Required task: Lines that contain the string "name" are to be copied; leave out all others.
------------------------------------
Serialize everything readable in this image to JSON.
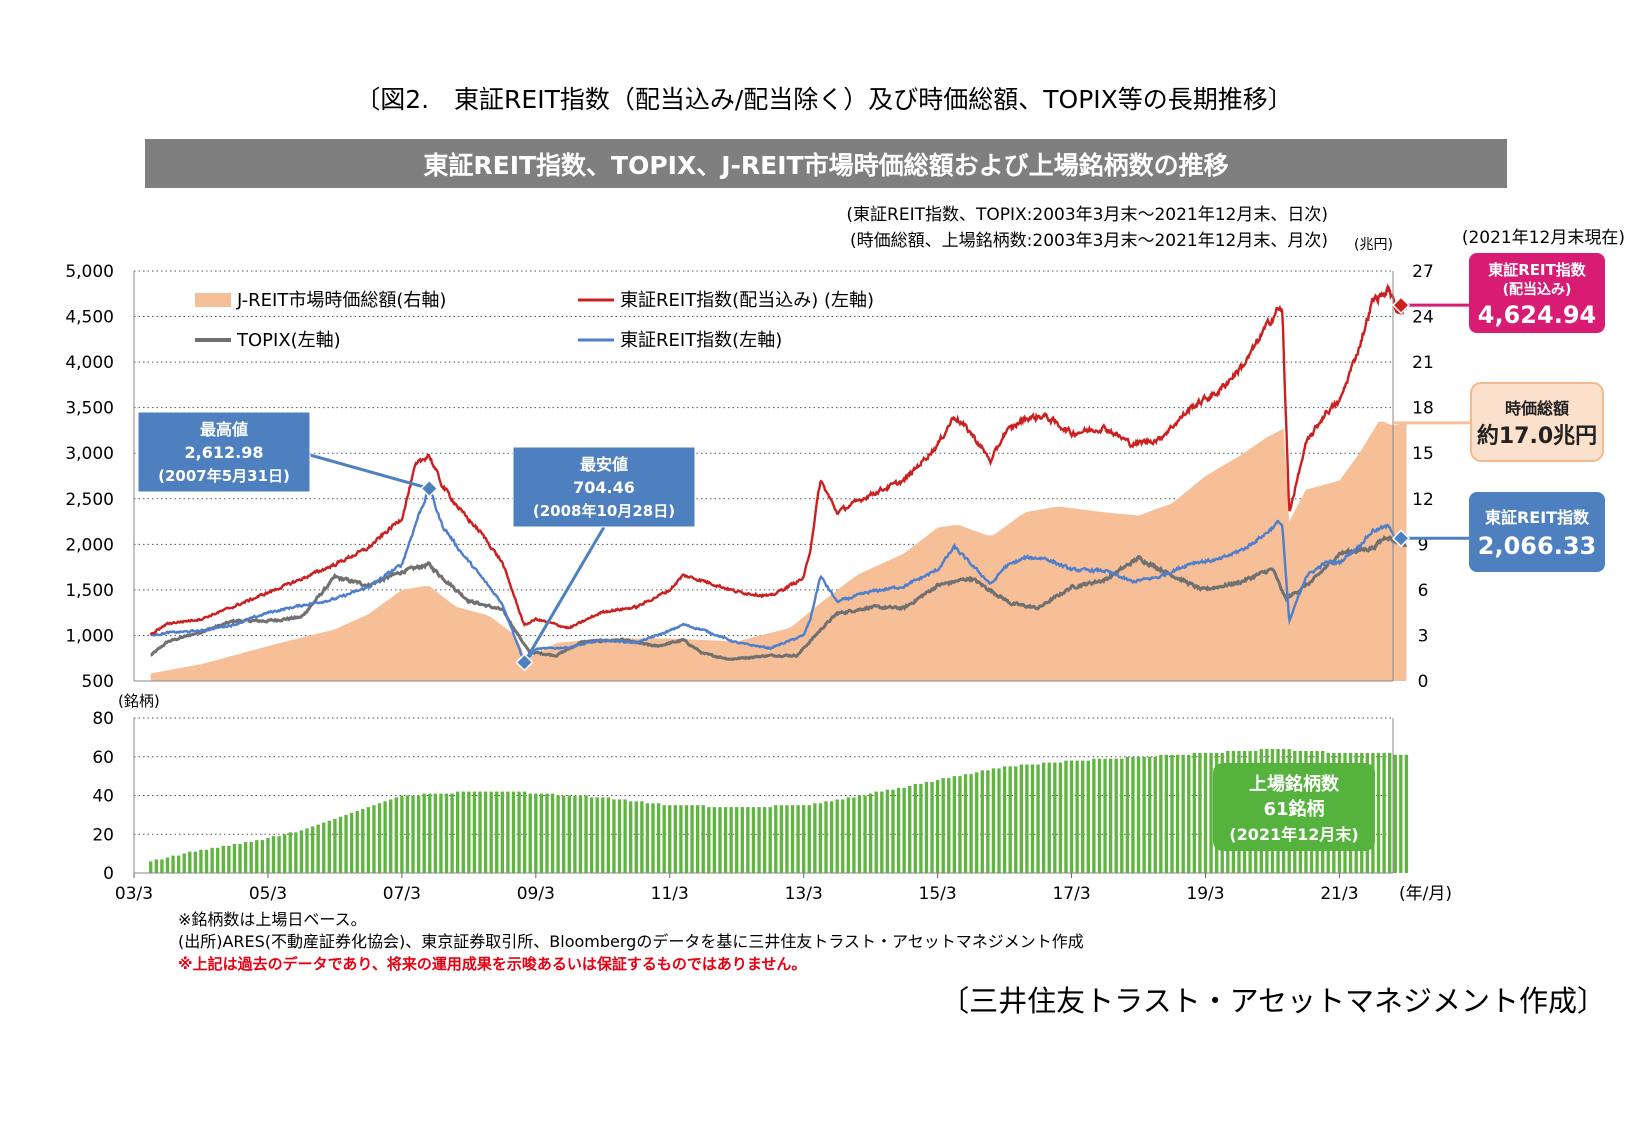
{
  "figure_caption": "〔図2.　東証REIT指数（配当込み/配当除く）及び時価総額、TOPIX等の長期推移〕",
  "banner_title": "東証REIT指数、TOPIX、J-REIT市場時価総額および上場銘柄数の推移",
  "period_note_1": "(東証REIT指数、TOPIX:2003年3月末～2021年12月末、日次)",
  "period_note_2": "(時価総額、上場銘柄数:2003年3月末～2021年12月末、月次)",
  "as_of": "(2021年12月末現在)",
  "colors": {
    "market_cap": "#f6bf97",
    "reit_div": "#cc1f1f",
    "topix": "#707070",
    "reit": "#4f7fcc",
    "listings": "#5fb540",
    "banner": "#7f7f7f",
    "box_blue": "#4e80c0",
    "box_pink": "#d81b73",
    "box_peach": "#fbe0cc",
    "box_green": "#55b33d",
    "warning": "#e60012"
  },
  "chart_data": [
    {
      "type": "line",
      "ylabel_left": "",
      "ylabel_right": "(兆円)",
      "ylim_left": [
        500,
        5000
      ],
      "ylim_right": [
        0,
        27
      ],
      "yticks_left": [
        "5,000",
        "4,500",
        "4,000",
        "3,500",
        "3,000",
        "2,500",
        "2,000",
        "1,500",
        "1,000",
        "500"
      ],
      "yticks_right": [
        "27",
        "24",
        "21",
        "18",
        "15",
        "12",
        "9",
        "6",
        "3",
        "0"
      ],
      "legend": {
        "market_cap": "J-REIT市場時価総額(右軸)",
        "reit_div": "東証REIT指数(配当込み) (左軸)",
        "topix": "TOPIX(左軸)",
        "reit": "東証REIT指数(左軸)"
      },
      "legend_position": "top-left",
      "grid": "horizontal dotted",
      "series": [
        {
          "name": "J-REIT市場時価総額(右軸)",
          "axis": "right",
          "type": "area",
          "x": [
            2003.25,
            2004.0,
            2005.0,
            2006.0,
            2006.5,
            2007.0,
            2007.4,
            2007.8,
            2008.3,
            2008.7,
            2008.85,
            2009.3,
            2010.0,
            2011.0,
            2012.0,
            2012.8,
            2013.3,
            2013.8,
            2014.5,
            2015.0,
            2015.3,
            2015.8,
            2016.3,
            2016.8,
            2017.5,
            2018.0,
            2018.5,
            2019.0,
            2019.5,
            2019.9,
            2020.2,
            2020.25,
            2020.5,
            2021.0,
            2021.3,
            2021.6,
            2021.8,
            2022.0
          ],
          "y": [
            0.5,
            1.1,
            2.3,
            3.4,
            4.4,
            6.0,
            6.3,
            4.9,
            4.3,
            3.0,
            1.4,
            2.5,
            2.8,
            2.8,
            2.6,
            3.5,
            5.3,
            7.0,
            8.4,
            10.1,
            10.3,
            9.5,
            11.1,
            11.5,
            11.1,
            10.9,
            11.7,
            13.5,
            14.8,
            16.0,
            16.7,
            10.5,
            12.6,
            13.2,
            15.0,
            17.2,
            16.8,
            17.0
          ]
        },
        {
          "name": "東証REIT指数(配当込み) (左軸)",
          "axis": "left",
          "x": [
            2003.25,
            2003.5,
            2004.0,
            2004.5,
            2005.0,
            2005.5,
            2006.0,
            2006.5,
            2007.0,
            2007.2,
            2007.4,
            2007.6,
            2007.9,
            2008.2,
            2008.5,
            2008.83,
            2009.0,
            2009.5,
            2010.0,
            2010.5,
            2011.0,
            2011.2,
            2011.5,
            2012.0,
            2012.5,
            2013.0,
            2013.1,
            2013.25,
            2013.5,
            2014.0,
            2014.5,
            2015.0,
            2015.25,
            2015.5,
            2015.8,
            2016.0,
            2016.3,
            2016.6,
            2017.0,
            2017.5,
            2017.9,
            2018.3,
            2018.8,
            2019.2,
            2019.6,
            2019.9,
            2020.1,
            2020.15,
            2020.2,
            2020.25,
            2020.5,
            2020.8,
            2021.0,
            2021.3,
            2021.5,
            2021.75,
            2021.85,
            2022.0
          ],
          "y": [
            1010,
            1130,
            1180,
            1320,
            1470,
            1620,
            1780,
            1960,
            2290,
            2850,
            2990,
            2650,
            2350,
            2110,
            1800,
            1110,
            1180,
            1080,
            1260,
            1310,
            1500,
            1660,
            1600,
            1480,
            1430,
            1630,
            1950,
            2700,
            2350,
            2550,
            2700,
            3090,
            3410,
            3220,
            2910,
            3220,
            3380,
            3410,
            3220,
            3280,
            3100,
            3150,
            3510,
            3680,
            4000,
            4380,
            4600,
            4530,
            3400,
            2350,
            3100,
            3450,
            3560,
            4180,
            4680,
            4790,
            4560,
            4624.94
          ]
        },
        {
          "name": "TOPIX(左軸)",
          "axis": "left",
          "x": [
            2003.25,
            2003.5,
            2004.0,
            2004.5,
            2005.0,
            2005.5,
            2006.0,
            2006.5,
            2007.0,
            2007.4,
            2007.6,
            2008.0,
            2008.5,
            2008.9,
            2009.3,
            2009.7,
            2010.3,
            2010.8,
            2011.2,
            2011.5,
            2011.9,
            2012.5,
            2012.9,
            2013.3,
            2013.5,
            2014.0,
            2014.5,
            2015.0,
            2015.5,
            2016.1,
            2016.5,
            2017.0,
            2017.5,
            2018.0,
            2018.4,
            2018.95,
            2019.5,
            2020.0,
            2020.2,
            2020.6,
            2021.0,
            2021.5,
            2021.7,
            2022.0
          ],
          "y": [
            780,
            930,
            1040,
            1160,
            1160,
            1200,
            1640,
            1550,
            1700,
            1780,
            1640,
            1380,
            1280,
            820,
            780,
            930,
            950,
            880,
            950,
            800,
            740,
            780,
            780,
            1100,
            1240,
            1310,
            1300,
            1550,
            1630,
            1350,
            1300,
            1530,
            1610,
            1850,
            1700,
            1500,
            1580,
            1730,
            1400,
            1600,
            1900,
            1960,
            2090,
            1990
          ]
        },
        {
          "name": "東証REIT指数(左軸)",
          "axis": "left",
          "x": [
            2003.25,
            2003.5,
            2004.0,
            2004.5,
            2005.0,
            2005.5,
            2006.0,
            2006.5,
            2007.0,
            2007.25,
            2007.41,
            2007.6,
            2007.9,
            2008.2,
            2008.5,
            2008.83,
            2009.0,
            2009.5,
            2010.0,
            2010.5,
            2011.0,
            2011.2,
            2011.5,
            2012.0,
            2012.5,
            2013.0,
            2013.1,
            2013.25,
            2013.5,
            2014.0,
            2014.5,
            2015.0,
            2015.25,
            2015.5,
            2015.8,
            2016.0,
            2016.3,
            2016.6,
            2017.0,
            2017.5,
            2017.9,
            2018.3,
            2018.8,
            2019.2,
            2019.6,
            2019.9,
            2020.1,
            2020.15,
            2020.2,
            2020.25,
            2020.5,
            2020.8,
            2021.0,
            2021.3,
            2021.5,
            2021.75,
            2021.85,
            2022.0
          ],
          "y": [
            1000,
            1030,
            1050,
            1120,
            1250,
            1330,
            1400,
            1530,
            1780,
            2320,
            2612.98,
            2210,
            1900,
            1630,
            1350,
            704.46,
            850,
            870,
            950,
            920,
            1050,
            1120,
            1060,
            920,
            860,
            1000,
            1180,
            1650,
            1370,
            1480,
            1540,
            1720,
            1970,
            1780,
            1560,
            1750,
            1850,
            1850,
            1720,
            1710,
            1590,
            1640,
            1800,
            1830,
            1960,
            2120,
            2250,
            2200,
            1650,
            1150,
            1650,
            1800,
            1800,
            1990,
            2150,
            2200,
            2060,
            2066.33
          ]
        }
      ],
      "annotations": [
        {
          "label": "最高値",
          "value": "2,612.98",
          "date": "(2007年5月31日)",
          "x": 2007.41,
          "y": 2612.98
        },
        {
          "label": "最安値",
          "value": "704.46",
          "date": "(2008年10月28日)",
          "x": 2008.83,
          "y": 704.46
        }
      ],
      "end_labels": {
        "reit_div": {
          "title": "東証REIT指数",
          "subtitle": "(配当込み)",
          "value": "4,624.94",
          "y": 4624.94
        },
        "market_cap": {
          "title": "時価総額",
          "value": "約17.0兆円",
          "y": 17.0
        },
        "reit": {
          "title": "東証REIT指数",
          "value": "2,066.33",
          "y": 2066.33
        }
      }
    },
    {
      "type": "bar",
      "ylabel": "(銘柄)",
      "ylim": [
        0,
        80
      ],
      "yticks": [
        "80",
        "60",
        "40",
        "20",
        "0"
      ],
      "xlabel": "(年/月)",
      "x_ticks": [
        "03/3",
        "05/3",
        "07/3",
        "09/3",
        "11/3",
        "13/3",
        "15/3",
        "17/3",
        "19/3",
        "21/3"
      ],
      "x_tick_years": [
        2003,
        2005,
        2007,
        2009,
        2011,
        2013,
        2015,
        2017,
        2019,
        2021
      ],
      "x_range": [
        2003,
        2021.8
      ],
      "grid": "horizontal dotted",
      "series": [
        {
          "name": "上場銘柄数",
          "frequency": "monthly",
          "start": 2003.25,
          "end": 2022.0,
          "breakpoints_x": [
            2003.25,
            2004.0,
            2005.0,
            2005.5,
            2006.0,
            2006.5,
            2007.0,
            2007.5,
            2008.0,
            2008.7,
            2009.0,
            2010.0,
            2011.0,
            2012.0,
            2013.0,
            2014.0,
            2015.0,
            2016.0,
            2017.0,
            2018.0,
            2019.0,
            2020.0,
            2020.5,
            2021.0,
            2021.5,
            2022.0
          ],
          "breakpoints_y": [
            6,
            12,
            18,
            22,
            28,
            34,
            40,
            41,
            42,
            42,
            41,
            39,
            35,
            34,
            35,
            41,
            48,
            55,
            58,
            60,
            62,
            64,
            63,
            62,
            62,
            61
          ]
        }
      ],
      "callout": {
        "title": "上場銘柄数",
        "value": "61銘柄",
        "date": "(2021年12月末)"
      }
    }
  ],
  "footnotes": {
    "note1": "※銘柄数は上場日ベース。",
    "note2": "(出所)ARES(不動産証券化協会)、東京証券取引所、Bloombergのデータを基に三井住友トラスト・アセットマネジメント作成",
    "warning": "※上記は過去のデータであり、将来の運用成果を示唆あるいは保証するものではありません。"
  },
  "credit": "〔三井住友トラスト・アセットマネジメント作成〕"
}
------------------------------------
Answer below:
          "name": "J-REIT市場時価総額(右軸)",
          "name": "東証REIT指数(配当込み) (左軸)",
          "name": "TOPIX(左軸)",
          "name": "東証REIT指数(左軸)",
          "name": "上場銘柄数",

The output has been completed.